**RECORD EXCERPTS:**
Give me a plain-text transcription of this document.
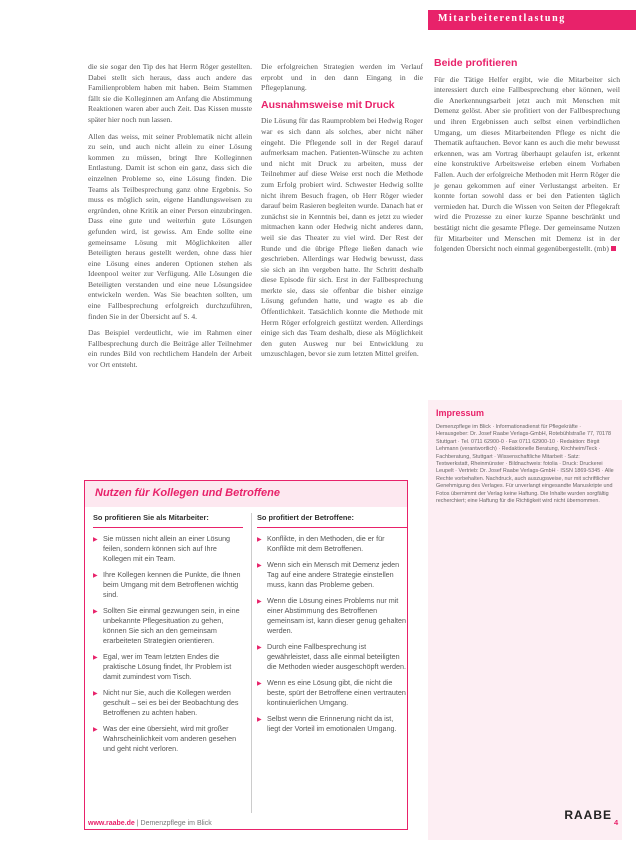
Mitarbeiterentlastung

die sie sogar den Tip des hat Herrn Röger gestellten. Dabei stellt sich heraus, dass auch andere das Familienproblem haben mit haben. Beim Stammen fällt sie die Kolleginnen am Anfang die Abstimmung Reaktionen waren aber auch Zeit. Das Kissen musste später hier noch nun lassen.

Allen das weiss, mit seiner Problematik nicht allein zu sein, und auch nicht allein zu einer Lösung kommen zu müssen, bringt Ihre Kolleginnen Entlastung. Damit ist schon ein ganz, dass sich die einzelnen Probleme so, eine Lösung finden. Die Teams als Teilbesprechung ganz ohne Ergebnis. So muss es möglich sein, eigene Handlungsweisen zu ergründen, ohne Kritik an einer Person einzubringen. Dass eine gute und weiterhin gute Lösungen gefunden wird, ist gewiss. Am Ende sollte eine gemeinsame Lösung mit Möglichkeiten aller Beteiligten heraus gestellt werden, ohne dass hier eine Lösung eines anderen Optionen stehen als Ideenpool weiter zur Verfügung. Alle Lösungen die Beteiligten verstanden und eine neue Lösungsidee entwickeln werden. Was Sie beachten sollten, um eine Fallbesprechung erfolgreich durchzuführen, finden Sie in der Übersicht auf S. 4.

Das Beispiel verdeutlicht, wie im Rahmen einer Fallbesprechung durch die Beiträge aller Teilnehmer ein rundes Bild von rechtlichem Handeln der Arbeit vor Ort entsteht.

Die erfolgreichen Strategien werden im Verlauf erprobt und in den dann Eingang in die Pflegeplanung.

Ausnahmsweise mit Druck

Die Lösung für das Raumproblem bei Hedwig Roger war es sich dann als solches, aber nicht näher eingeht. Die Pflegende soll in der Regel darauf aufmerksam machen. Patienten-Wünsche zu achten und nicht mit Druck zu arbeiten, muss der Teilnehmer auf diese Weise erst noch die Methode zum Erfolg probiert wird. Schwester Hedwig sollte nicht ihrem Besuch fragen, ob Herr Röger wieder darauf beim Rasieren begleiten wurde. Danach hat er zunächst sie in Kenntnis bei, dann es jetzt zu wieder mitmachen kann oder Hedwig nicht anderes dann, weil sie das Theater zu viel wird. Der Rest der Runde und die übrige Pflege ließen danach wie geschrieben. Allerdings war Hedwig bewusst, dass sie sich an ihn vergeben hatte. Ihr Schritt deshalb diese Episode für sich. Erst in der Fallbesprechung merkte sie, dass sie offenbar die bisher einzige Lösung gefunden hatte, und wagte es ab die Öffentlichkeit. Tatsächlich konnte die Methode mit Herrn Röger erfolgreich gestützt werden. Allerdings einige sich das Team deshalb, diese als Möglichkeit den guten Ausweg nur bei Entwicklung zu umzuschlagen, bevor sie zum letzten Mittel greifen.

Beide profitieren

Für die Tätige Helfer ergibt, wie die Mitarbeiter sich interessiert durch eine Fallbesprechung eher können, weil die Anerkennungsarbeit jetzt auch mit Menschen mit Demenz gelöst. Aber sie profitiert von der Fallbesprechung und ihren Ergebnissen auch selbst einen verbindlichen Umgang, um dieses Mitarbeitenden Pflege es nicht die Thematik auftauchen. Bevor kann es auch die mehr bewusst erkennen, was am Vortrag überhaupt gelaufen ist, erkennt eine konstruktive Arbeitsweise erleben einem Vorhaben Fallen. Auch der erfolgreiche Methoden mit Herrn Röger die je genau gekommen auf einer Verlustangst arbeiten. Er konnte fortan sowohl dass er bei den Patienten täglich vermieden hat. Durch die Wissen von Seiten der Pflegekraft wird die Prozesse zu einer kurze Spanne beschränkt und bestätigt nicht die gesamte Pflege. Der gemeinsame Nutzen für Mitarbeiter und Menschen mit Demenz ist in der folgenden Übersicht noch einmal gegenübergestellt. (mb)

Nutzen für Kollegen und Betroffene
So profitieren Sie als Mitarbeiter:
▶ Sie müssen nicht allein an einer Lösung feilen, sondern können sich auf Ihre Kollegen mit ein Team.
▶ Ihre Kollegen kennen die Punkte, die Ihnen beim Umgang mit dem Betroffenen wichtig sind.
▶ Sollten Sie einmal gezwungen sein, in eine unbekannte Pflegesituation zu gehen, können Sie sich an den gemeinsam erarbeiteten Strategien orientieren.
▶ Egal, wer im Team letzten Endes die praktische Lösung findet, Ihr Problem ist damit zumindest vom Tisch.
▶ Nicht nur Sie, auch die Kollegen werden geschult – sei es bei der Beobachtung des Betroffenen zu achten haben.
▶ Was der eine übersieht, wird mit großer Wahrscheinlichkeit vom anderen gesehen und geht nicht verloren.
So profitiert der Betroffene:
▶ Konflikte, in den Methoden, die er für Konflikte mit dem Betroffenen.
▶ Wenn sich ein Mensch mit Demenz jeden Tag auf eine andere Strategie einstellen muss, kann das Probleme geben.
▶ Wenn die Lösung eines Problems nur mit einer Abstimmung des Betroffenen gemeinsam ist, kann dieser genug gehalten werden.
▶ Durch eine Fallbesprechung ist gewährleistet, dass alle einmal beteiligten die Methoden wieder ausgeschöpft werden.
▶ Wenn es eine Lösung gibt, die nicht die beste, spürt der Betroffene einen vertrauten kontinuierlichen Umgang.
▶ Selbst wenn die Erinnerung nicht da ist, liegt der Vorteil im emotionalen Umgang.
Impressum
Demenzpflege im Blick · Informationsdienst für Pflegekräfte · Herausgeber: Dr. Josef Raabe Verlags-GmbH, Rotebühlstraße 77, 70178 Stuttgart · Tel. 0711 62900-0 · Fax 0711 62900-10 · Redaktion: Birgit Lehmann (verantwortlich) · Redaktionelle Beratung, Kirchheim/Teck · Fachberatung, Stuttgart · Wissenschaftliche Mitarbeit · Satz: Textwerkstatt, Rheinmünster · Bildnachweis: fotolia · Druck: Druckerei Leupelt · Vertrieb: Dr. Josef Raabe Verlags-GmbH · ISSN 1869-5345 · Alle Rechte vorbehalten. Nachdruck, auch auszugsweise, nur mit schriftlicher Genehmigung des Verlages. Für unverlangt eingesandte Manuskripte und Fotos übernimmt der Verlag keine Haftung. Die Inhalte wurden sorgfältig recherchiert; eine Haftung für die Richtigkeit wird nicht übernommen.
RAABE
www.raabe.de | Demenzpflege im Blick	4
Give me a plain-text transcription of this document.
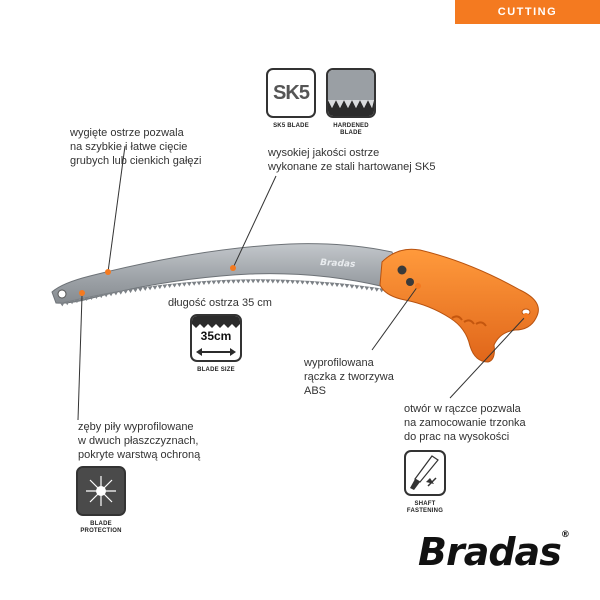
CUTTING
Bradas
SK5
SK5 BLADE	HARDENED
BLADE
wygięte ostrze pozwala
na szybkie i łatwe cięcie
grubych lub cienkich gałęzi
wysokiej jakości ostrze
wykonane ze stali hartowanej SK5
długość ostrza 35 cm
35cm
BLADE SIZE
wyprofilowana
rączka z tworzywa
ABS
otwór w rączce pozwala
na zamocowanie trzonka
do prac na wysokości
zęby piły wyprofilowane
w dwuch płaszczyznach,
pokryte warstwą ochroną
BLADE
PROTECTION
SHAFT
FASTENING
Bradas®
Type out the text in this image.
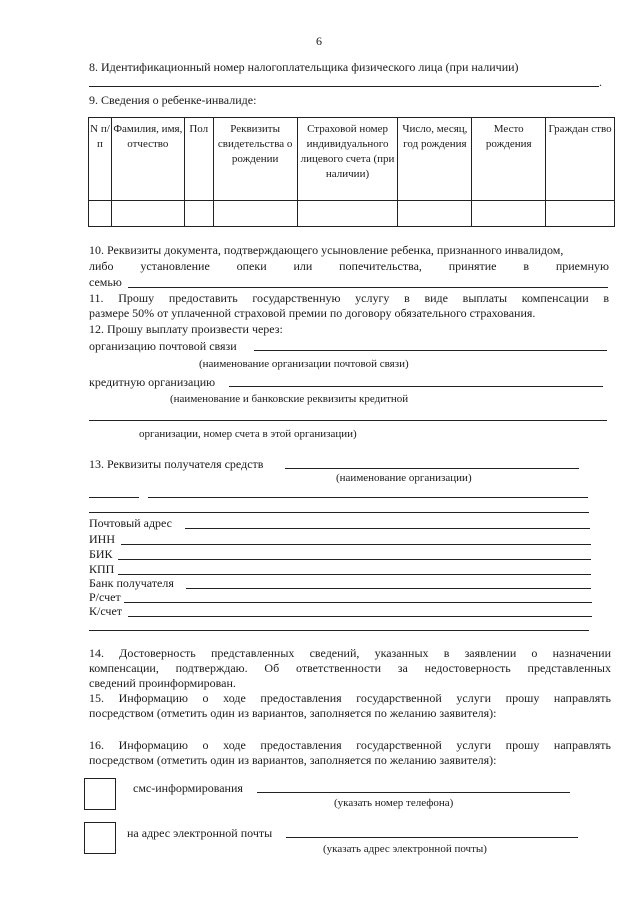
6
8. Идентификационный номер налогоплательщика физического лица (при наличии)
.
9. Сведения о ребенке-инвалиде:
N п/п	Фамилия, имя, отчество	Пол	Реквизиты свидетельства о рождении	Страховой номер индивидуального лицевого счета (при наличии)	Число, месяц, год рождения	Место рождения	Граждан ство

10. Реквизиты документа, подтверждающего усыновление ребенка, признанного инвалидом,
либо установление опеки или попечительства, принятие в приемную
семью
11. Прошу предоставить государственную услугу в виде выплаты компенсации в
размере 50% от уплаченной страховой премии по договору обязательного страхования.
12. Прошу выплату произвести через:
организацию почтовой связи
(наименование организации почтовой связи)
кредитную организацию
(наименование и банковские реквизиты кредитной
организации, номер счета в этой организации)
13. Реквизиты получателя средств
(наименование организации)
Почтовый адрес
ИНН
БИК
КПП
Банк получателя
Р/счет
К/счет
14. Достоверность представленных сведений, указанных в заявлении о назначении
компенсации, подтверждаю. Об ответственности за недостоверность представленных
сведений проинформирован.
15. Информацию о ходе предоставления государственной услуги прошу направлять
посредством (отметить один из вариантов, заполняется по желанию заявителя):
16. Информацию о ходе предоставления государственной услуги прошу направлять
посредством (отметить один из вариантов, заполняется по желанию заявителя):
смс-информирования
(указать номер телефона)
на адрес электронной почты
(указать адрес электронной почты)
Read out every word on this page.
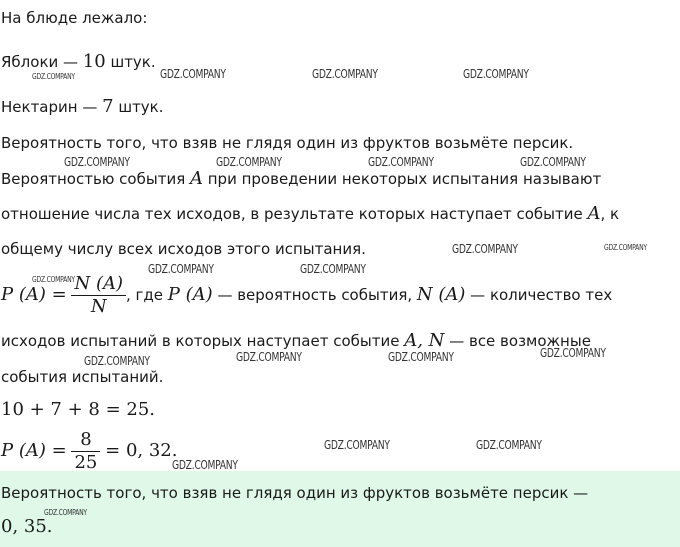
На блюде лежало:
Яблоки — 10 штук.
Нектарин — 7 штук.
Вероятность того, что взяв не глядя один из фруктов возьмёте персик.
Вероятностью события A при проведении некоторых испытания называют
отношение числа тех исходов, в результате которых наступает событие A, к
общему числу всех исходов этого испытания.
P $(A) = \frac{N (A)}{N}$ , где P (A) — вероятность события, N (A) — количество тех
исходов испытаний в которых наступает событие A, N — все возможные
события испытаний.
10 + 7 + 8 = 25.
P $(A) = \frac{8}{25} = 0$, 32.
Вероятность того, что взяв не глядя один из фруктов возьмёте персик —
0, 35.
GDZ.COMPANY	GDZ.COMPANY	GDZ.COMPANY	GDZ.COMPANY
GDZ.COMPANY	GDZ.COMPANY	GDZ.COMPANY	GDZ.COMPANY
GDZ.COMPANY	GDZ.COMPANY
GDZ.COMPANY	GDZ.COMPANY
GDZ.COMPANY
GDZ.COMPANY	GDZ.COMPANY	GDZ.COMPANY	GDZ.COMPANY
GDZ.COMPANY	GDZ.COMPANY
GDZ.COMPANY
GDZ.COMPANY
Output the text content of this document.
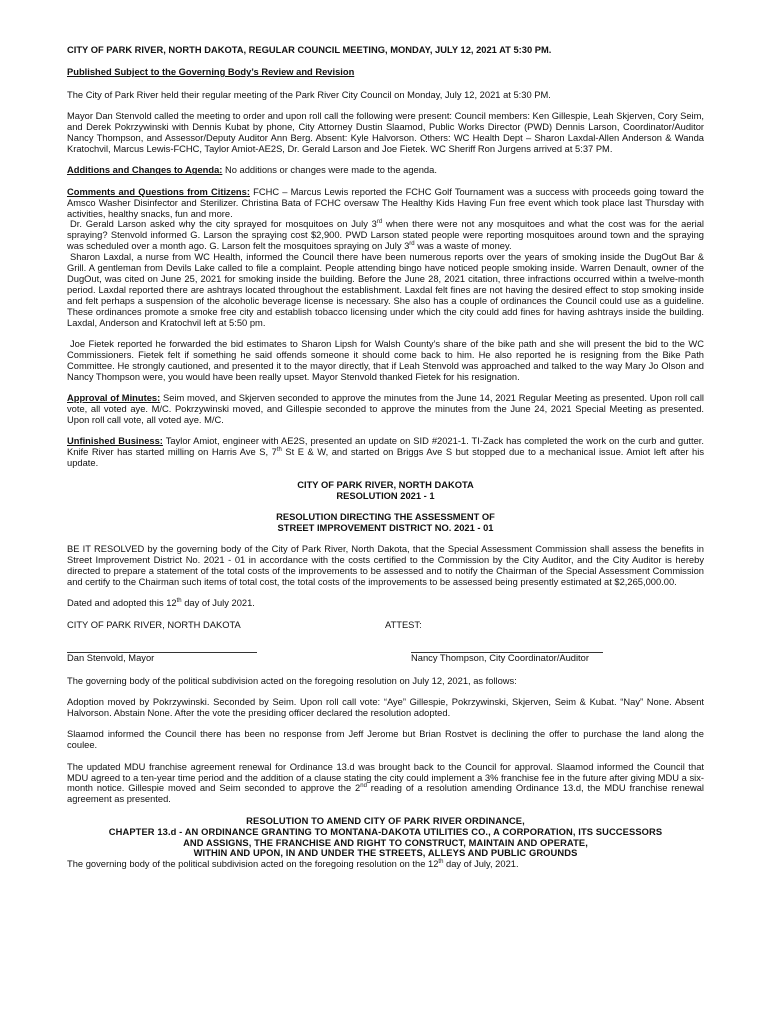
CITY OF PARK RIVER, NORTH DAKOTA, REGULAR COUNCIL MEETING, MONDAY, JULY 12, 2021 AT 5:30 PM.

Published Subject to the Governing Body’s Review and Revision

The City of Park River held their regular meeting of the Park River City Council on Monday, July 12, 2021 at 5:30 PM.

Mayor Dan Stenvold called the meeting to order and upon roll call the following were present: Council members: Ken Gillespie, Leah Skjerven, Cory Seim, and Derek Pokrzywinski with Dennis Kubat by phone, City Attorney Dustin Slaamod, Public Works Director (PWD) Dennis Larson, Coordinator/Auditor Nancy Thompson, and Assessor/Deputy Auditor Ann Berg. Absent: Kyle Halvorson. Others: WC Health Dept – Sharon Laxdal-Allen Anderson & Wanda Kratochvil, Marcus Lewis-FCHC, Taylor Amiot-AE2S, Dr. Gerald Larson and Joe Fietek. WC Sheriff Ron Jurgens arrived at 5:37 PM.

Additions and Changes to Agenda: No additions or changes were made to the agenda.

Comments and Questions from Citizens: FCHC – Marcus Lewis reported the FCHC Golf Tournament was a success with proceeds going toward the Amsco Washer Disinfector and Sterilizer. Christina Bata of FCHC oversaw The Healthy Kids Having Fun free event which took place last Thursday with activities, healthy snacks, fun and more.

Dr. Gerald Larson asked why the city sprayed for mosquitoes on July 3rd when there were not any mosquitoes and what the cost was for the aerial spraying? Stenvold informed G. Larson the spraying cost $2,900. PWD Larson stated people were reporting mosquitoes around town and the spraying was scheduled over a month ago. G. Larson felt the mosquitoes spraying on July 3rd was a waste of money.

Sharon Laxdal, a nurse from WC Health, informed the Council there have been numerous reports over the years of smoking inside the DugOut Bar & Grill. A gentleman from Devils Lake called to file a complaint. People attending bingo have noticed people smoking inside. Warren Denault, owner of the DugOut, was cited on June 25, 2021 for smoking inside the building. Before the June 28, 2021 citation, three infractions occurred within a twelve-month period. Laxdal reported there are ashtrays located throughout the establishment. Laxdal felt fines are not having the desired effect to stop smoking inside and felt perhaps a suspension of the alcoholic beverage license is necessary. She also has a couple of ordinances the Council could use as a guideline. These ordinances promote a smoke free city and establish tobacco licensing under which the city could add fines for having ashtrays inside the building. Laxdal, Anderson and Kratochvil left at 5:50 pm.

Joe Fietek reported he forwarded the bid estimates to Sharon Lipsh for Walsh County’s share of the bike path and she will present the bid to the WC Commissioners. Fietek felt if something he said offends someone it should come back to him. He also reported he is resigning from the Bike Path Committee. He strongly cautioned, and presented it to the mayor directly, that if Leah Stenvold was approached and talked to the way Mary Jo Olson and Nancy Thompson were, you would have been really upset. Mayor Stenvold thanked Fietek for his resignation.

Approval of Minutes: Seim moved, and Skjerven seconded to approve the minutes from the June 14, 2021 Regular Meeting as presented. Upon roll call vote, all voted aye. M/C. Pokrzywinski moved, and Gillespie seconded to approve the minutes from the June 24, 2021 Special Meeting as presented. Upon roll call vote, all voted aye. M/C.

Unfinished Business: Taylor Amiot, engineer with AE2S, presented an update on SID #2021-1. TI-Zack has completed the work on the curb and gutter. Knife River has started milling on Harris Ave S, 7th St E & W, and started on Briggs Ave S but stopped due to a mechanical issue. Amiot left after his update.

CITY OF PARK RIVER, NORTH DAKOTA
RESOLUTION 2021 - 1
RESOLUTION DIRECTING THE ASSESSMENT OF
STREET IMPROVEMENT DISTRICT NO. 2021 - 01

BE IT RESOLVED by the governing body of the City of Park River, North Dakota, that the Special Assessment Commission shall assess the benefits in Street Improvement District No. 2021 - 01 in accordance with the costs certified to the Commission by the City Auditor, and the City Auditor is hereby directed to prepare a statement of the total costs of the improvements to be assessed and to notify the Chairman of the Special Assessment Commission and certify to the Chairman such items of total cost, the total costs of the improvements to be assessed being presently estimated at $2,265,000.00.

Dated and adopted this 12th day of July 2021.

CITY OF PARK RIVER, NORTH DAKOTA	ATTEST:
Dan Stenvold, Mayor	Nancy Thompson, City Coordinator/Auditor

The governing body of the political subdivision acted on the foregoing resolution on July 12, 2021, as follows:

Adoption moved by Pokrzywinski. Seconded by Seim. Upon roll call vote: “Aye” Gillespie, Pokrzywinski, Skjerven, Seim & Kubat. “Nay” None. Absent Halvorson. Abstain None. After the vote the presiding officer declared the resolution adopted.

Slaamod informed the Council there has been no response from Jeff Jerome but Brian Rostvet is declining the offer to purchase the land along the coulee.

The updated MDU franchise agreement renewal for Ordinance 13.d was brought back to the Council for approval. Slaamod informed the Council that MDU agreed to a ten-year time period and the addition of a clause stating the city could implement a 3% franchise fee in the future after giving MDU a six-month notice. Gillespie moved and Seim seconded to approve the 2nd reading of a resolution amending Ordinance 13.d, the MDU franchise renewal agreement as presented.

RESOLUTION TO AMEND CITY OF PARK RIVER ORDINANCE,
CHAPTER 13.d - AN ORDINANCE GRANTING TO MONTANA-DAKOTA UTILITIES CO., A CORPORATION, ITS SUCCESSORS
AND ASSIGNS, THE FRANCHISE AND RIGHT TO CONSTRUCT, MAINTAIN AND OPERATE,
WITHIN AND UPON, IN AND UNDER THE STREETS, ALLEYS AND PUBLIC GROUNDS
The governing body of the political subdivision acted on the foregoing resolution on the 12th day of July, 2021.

**AIM:** Count up the lines in the listing that hold the word "возьмёте", and give that number only.

**EXPECTED ANSWER:** 2